• [THE REQUEST] Copy the passage of the article below on Charter's purchase of Cox Communications word for word, starting at "Analysts point out" and ending at "rose nearly 2%.".
* Begin EXCERPT TO READ *
Charter Communications announced on Friday its acquisition of the privately held Cox Communications for $21.9 billion, combining two major players in the cable and broadband sector as they face competition from streaming services and mobile providers.

With many consumers turning to platforms like Netflix, American media companies are reassessing their approach to the once-booming cable sector.

This merger stands out as one of the year’s significant global deals, enabling Charter to more effectively bundle its broadband and mobile services, especially as customers seek alternatives to wireless providers like T-Mobile that offer their own internet solutions.

Charter’s strategy has focused on integrating internet, television, and mobile services into a single, customizable offering, which has proven successful—evident from their recent quarterly revenue surpassing expectations.

Analysts point out that while this strategy is appealing, cable companies must achieve scale since they depend on leasing network access from larger carriers to provide mobile services.

Chris Winfrey, CEO of Charter, stated that, “This combination strengthens our ability to innovate and deliver high-quality, competitively priced products.”

Following the announcement, Charter’s shares rose nearly 2%.

As part of the purchase, Charter will assume Cox’s net debt and additional liabilities, totaling around $12.6 billion, leading to an estimated corporate value of approximately $34.5 billion.

Cox Enterprises holds about 23% of the merged entity and is chaired by CEO Alex Taylor.

The newly formed company will likely be rebranded within a year post-acquisition, with Cox Communications taking the lead, while Charter’s Spectrum will operate under the Cox brand.

Cox Communications, the largest division of Cox Enterprises, is a long-established family-controlled business founded in 1898 by former Ohio governor James Cox, with interests that extend into media and automotive sectors, including Axios.

Discussions about a potential merger between Charter and Cox began in 2013 but were put on hold. However, interest has resurfaced recently after cable mogul John Malone suggested that merging with rivals like Cox should be permitted, following Charter’s agreement to acquire Liberty Broadband.

While the exact closing date for the Cox acquisition hasn’t been specified, Charter has indicated it will coincide with the earlier announced Liberty Broadband transactions.

Liberty Broadband shareholders will directly benefit from the terms set forth in the deal with Cox.
* End EXCERPT TO READ *
* Begin MATERIAL *
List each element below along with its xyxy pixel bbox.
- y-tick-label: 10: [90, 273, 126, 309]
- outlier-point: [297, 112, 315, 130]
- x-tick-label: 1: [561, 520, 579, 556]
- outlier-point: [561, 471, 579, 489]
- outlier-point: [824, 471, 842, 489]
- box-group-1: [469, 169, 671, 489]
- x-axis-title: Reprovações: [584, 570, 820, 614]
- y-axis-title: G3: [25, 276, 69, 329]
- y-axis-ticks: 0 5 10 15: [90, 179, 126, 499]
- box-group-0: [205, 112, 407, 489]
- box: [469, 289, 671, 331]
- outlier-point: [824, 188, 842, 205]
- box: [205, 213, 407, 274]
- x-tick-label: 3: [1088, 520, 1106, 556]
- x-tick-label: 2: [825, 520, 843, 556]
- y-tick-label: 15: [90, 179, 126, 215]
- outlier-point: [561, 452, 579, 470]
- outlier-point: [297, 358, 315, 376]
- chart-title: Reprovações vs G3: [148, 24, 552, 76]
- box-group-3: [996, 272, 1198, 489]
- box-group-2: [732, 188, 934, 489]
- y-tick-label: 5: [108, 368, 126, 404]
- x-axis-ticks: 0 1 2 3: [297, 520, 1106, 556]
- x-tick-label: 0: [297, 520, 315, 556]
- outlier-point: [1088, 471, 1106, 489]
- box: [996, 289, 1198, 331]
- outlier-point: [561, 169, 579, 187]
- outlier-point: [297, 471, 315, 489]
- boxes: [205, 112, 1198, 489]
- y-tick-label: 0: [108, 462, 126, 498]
* End MATERIAL *
• [SOLUTION TO THE EXERCISE]
Analysts point out that while this strategy is appealing, cable companies must achieve scale since they depend on leasing network access from larger carriers to provide mobile services.

Chris Winfrey, CEO of Charter, stated that, “This combination strengthens our ability to innovate and deliver high-quality, competitively priced products.”

Following the announcement, Charter’s shares rose nearly 2%.